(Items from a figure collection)
◇ ◇ ◇ ◇ ◇ ◇ ◇
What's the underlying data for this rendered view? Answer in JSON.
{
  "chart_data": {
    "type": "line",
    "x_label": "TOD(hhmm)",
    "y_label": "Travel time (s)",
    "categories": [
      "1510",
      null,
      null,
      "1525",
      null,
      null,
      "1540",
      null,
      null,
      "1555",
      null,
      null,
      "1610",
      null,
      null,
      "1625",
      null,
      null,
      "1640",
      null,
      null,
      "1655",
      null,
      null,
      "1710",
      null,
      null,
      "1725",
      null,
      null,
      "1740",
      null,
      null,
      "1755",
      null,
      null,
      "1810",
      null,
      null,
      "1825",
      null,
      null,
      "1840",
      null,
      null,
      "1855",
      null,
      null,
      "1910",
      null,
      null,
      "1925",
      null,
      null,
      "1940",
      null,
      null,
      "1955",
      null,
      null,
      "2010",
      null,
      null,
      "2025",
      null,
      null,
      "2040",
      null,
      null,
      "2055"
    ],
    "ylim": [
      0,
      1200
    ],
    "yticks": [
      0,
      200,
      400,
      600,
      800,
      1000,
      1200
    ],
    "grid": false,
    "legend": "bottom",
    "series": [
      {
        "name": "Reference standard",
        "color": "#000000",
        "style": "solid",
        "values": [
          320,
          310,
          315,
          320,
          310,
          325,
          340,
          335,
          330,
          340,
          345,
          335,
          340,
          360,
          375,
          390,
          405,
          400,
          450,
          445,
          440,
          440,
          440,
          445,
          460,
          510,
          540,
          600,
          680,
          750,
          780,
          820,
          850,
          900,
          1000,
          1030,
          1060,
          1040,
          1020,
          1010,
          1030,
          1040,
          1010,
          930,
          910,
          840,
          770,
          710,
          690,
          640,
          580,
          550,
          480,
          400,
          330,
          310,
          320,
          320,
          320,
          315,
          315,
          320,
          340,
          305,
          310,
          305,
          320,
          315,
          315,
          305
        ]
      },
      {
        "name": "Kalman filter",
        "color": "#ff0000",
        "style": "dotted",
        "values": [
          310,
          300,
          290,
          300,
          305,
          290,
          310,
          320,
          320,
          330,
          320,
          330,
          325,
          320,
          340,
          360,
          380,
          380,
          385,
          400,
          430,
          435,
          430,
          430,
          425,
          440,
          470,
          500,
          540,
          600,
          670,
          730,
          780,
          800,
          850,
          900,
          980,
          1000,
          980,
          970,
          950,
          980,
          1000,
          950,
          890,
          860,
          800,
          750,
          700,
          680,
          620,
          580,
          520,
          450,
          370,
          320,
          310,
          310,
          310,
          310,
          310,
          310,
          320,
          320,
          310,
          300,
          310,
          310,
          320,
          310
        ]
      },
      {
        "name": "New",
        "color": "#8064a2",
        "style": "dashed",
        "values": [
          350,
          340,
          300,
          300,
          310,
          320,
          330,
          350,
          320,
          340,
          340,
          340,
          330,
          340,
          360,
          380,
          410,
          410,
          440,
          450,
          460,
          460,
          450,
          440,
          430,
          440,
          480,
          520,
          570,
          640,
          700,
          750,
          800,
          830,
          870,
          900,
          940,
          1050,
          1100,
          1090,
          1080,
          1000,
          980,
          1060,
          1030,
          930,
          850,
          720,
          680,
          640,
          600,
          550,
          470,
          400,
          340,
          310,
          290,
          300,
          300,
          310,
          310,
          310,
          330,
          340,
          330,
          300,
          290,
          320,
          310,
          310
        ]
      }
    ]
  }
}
◇ ◇ ◇ ◇ ◇ ◇ ◇
**Exercise task:**
Reproduce the material precisely, including every line.

**Written answer:**
What's the underlying data for this rendered view? Answer in JSON.
{
  "chart_data": {
    "type": "line",
    "x_label": "TOD(hhmm)",
    "y_label": "Travel time (s)",
    "categories": [
      "1510",
      null,
      null,
      "1525",
      null,
      null,
      "1540",
      null,
      null,
      "1555",
      null,
      null,
      "1610",
      null,
      null,
      "1625",
      null,
      null,
      "1640",
      null,
      null,
      "1655",
      null,
      null,
      "1710",
      null,
      null,
      "1725",
      null,
      null,
      "1740",
      null,
      null,
      "1755",
      null,
      null,
      "1810",
      null,
      null,
      "1825",
      null,
      null,
      "1840",
      null,
      null,
      "1855",
      null,
      null,
      "1910",
      null,
      null,
      "1925",
      null,
      null,
      "1940",
      null,
      null,
      "1955",
      null,
      null,
      "2010",
      null,
      null,
      "2025",
      null,
      null,
      "2040",
      null,
      null,
      "2055"
    ],
    "ylim": [
      0,
      1200
    ],
    "yticks": [
      0,
      200,
      400,
      600,
      800,
      1000,
      1200
    ],
    "grid": false,
    "legend": "bottom",
    "series": [
      {
        "name": "Reference standard",
        "color": "#000000",
        "style": "solid",
        "values": [
          320,
          310,
          315,
          320,
          310,
          325,
          340,
          335,
          330,
          340,
          345,
          335,
          340,
          360,
          375,
          390,
          405,
          400,
          450,
          445,
          440,
          440,
          440,
          445,
          460,
          510,
          540,
          600,
          680,
          750,
          780,
          820,
          850,
          900,
          1000,
          1030,
          1060,
          1040,
          1020,
          1010,
          1030,
          1040,
          1010,
          930,
          910,
          840,
          770,
          710,
          690,
          640,
          580,
          550,
          480,
          400,
          330,
          310,
          320,
          320,
          320,
          315,
          315,
          320,
          340,
          305,
          310,
          305,
          320,
          315,
          315,
          305
        ]
      },
      {
        "name": "Kalman filter",
        "color": "#ff0000",
        "style": "dotted",
        "values": [
          310,
          300,
          290,
          300,
          305,
          290,
          310,
          320,
          320,
          330,
          320,
          330,
          325,
          320,
          340,
          360,
          380,
          380,
          385,
          400,
          430,
          435,
          430,
          430,
          425,
          440,
          470,
          500,
          540,
          600,
          670,
          730,
          780,
          800,
          850,
          900,
          980,
          1000,
          980,
          970,
          950,
          980,
          1000,
          950,
          890,
          860,
          800,
          750,
          700,
          680,
          620,
          580,
          520,
          450,
          370,
          320,
          310,
          310,
          310,
          310,
          310,
          310,
          320,
          320,
          310,
          300,
          310,
          310,
          320,
          310
        ]
      },
      {
        "name": "New",
        "color": "#8064a2",
        "style": "dashed",
        "values": [
          350,
          340,
          300,
          300,
          310,
          320,
          330,
          350,
          320,
          340,
          340,
          340,
          330,
          340,
          360,
          380,
          410,
          410,
          440,
          450,
          460,
          460,
          450,
          440,
          430,
          440,
          480,
          520,
          570,
          640,
          700,
          750,
          800,
          830,
          870,
          900,
          940,
          1050,
          1100,
          1090,
          1080,
          1000,
          980,
          1060,
          1030,
          930,
          850,
          720,
          680,
          640,
          600,
          550,
          470,
          400,
          340,
          310,
          290,
          300,
          300,
          310,
          310,
          310,
          330,
          340,
          330,
          300,
          290,
          320,
          310,
          310
        ]
      }
    ]
  }
}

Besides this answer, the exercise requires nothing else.